Assignment:
In the listing below, how many lines contain the word "which"? Please respond with the number only.

Records for the exercise:
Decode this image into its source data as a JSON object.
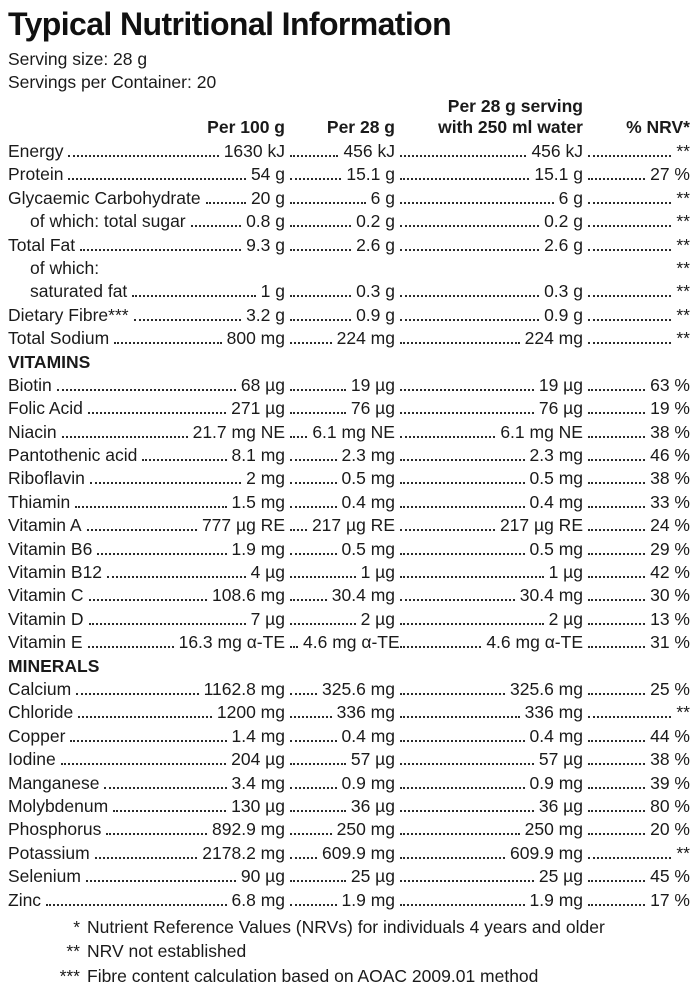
{
  "title": "Typical Nutritional Information",
  "serving_size": "Serving size: 28 g",
  "servings_per_container": "Servings per Container: 20",
  "columns": {
    "per_100g": "Per 100 g",
    "per_28g": "Per 28 g",
    "per_28g_water_line1": "Per 28 g serving",
    "per_28g_water_line2": "with 250 ml water",
    "nrv": "% NRV*"
  },
  "table": {
    "rows": [
      {
        "label": "Energy",
        "per_100g": "1630 kJ",
        "per_28g": "456 kJ",
        "per_28g_water": "456 kJ",
        "nrv": "**"
      },
      {
        "label": "Protein",
        "per_100g": "54 g",
        "per_28g": "15.1 g",
        "per_28g_water": "15.1 g",
        "nrv": "27 %"
      },
      {
        "label": "Glycaemic Carbohydrate",
        "per_100g": "20 g",
        "per_28g": "6 g",
        "per_28g_water": "6 g",
        "nrv": "**"
      },
      {
        "label": "of which: total sugar",
        "indent": true,
        "per_100g": "0.8 g",
        "per_28g": "0.2 g",
        "per_28g_water": "0.2 g",
        "nrv": "**"
      },
      {
        "label": "Total Fat",
        "per_100g": "9.3 g",
        "per_28g": "2.6 g",
        "per_28g_water": "2.6 g",
        "nrv": "**"
      },
      {
        "label": "of which:",
        "indent": true,
        "leaders": false,
        "per_100g": "",
        "per_28g": "",
        "per_28g_water": "",
        "nrv": "**"
      },
      {
        "label": "saturated fat",
        "indent": true,
        "per_100g": "1 g",
        "per_28g": "0.3 g",
        "per_28g_water": "0.3 g",
        "nrv": "**"
      },
      {
        "label": "Dietary Fibre***",
        "per_100g": "3.2 g",
        "per_28g": "0.9 g",
        "per_28g_water": "0.9 g",
        "nrv": "**"
      },
      {
        "label": "Total Sodium",
        "per_100g": "800 mg",
        "per_28g": "224 mg",
        "per_28g_water": "224 mg",
        "nrv": "**"
      },
      {
        "section": "VITAMINS"
      },
      {
        "label": "Biotin",
        "per_100g": "68 µg",
        "per_28g": "19 µg",
        "per_28g_water": "19 µg",
        "nrv": "63 %"
      },
      {
        "label": "Folic Acid",
        "per_100g": "271 µg",
        "per_28g": "76 µg",
        "per_28g_water": "76 µg",
        "nrv": "19 %"
      },
      {
        "label": "Niacin",
        "per_100g": "21.7 mg NE",
        "per_28g": "6.1 mg NE",
        "per_28g_water": "6.1 mg NE",
        "nrv": "38 %"
      },
      {
        "label": "Pantothenic acid",
        "per_100g": "8.1 mg",
        "per_28g": "2.3 mg",
        "per_28g_water": "2.3 mg",
        "nrv": "46 %"
      },
      {
        "label": "Riboflavin",
        "per_100g": "2 mg",
        "per_28g": "0.5 mg",
        "per_28g_water": "0.5 mg",
        "nrv": "38 %"
      },
      {
        "label": "Thiamin",
        "per_100g": "1.5 mg",
        "per_28g": "0.4 mg",
        "per_28g_water": "0.4 mg",
        "nrv": "33 %"
      },
      {
        "label": "Vitamin A",
        "per_100g": "777 µg RE",
        "per_28g": "217 µg RE",
        "per_28g_water": "217 µg RE",
        "nrv": "24 %"
      },
      {
        "label": "Vitamin B6",
        "per_100g": "1.9 mg",
        "per_28g": "0.5 mg",
        "per_28g_water": "0.5 mg",
        "nrv": "29 %"
      },
      {
        "label": "Vitamin B12",
        "per_100g": "4 µg",
        "per_28g": "1 µg",
        "per_28g_water": "1 µg",
        "nrv": "42 %"
      },
      {
        "label": "Vitamin C",
        "per_100g": "108.6 mg",
        "per_28g": "30.4 mg",
        "per_28g_water": "30.4 mg",
        "nrv": "30 %"
      },
      {
        "label": "Vitamin D",
        "per_100g": "7 µg",
        "per_28g": "2 µg",
        "per_28g_water": "2 µg",
        "nrv": "13 %"
      },
      {
        "label": "Vitamin E",
        "per_100g": "16.3 mg α-TE",
        "per_28g": "4.6 mg α-TE",
        "per_28g_water": "4.6 mg α-TE",
        "nrv": "31 %"
      },
      {
        "section": "MINERALS"
      },
      {
        "label": "Calcium",
        "per_100g": "1162.8 mg",
        "per_28g": "325.6 mg",
        "per_28g_water": "325.6 mg",
        "nrv": "25 %"
      },
      {
        "label": "Chloride",
        "per_100g": "1200 mg",
        "per_28g": "336 mg",
        "per_28g_water": "336 mg",
        "nrv": "**"
      },
      {
        "label": "Copper",
        "per_100g": "1.4 mg",
        "per_28g": "0.4 mg",
        "per_28g_water": "0.4 mg",
        "nrv": "44 %"
      },
      {
        "label": "Iodine",
        "per_100g": "204 µg",
        "per_28g": "57 µg",
        "per_28g_water": "57 µg",
        "nrv": "38 %"
      },
      {
        "label": "Manganese",
        "per_100g": "3.4 mg",
        "per_28g": "0.9 mg",
        "per_28g_water": "0.9 mg",
        "nrv": "39 %"
      },
      {
        "label": "Molybdenum",
        "per_100g": "130 µg",
        "per_28g": "36 µg",
        "per_28g_water": "36 µg",
        "nrv": "80 %"
      },
      {
        "label": "Phosphorus",
        "per_100g": "892.9 mg",
        "per_28g": "250 mg",
        "per_28g_water": "250 mg",
        "nrv": "20 %"
      },
      {
        "label": "Potassium",
        "per_100g": "2178.2 mg",
        "per_28g": "609.9 mg",
        "per_28g_water": "609.9 mg",
        "nrv": "**"
      },
      {
        "label": "Selenium",
        "per_100g": "90 µg",
        "per_28g": "25 µg",
        "per_28g_water": "25 µg",
        "nrv": "45 %"
      },
      {
        "label": "Zinc",
        "per_100g": "6.8 mg",
        "per_28g": "1.9 mg",
        "per_28g_water": "1.9 mg",
        "nrv": "17 %"
      }
    ]
  },
  "footnotes": [
    {
      "mark": "*",
      "text": "Nutrient Reference Values (NRVs) for individuals 4 years and older"
    },
    {
      "mark": "**",
      "text": "NRV not established"
    },
    {
      "mark": "***",
      "text": "Fibre content calculation based on AOAC 2009.01 method"
    }
  ],
  "colors": {
    "text": "#1a1a1a",
    "background": "#ffffff"
  }
}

Task output:
2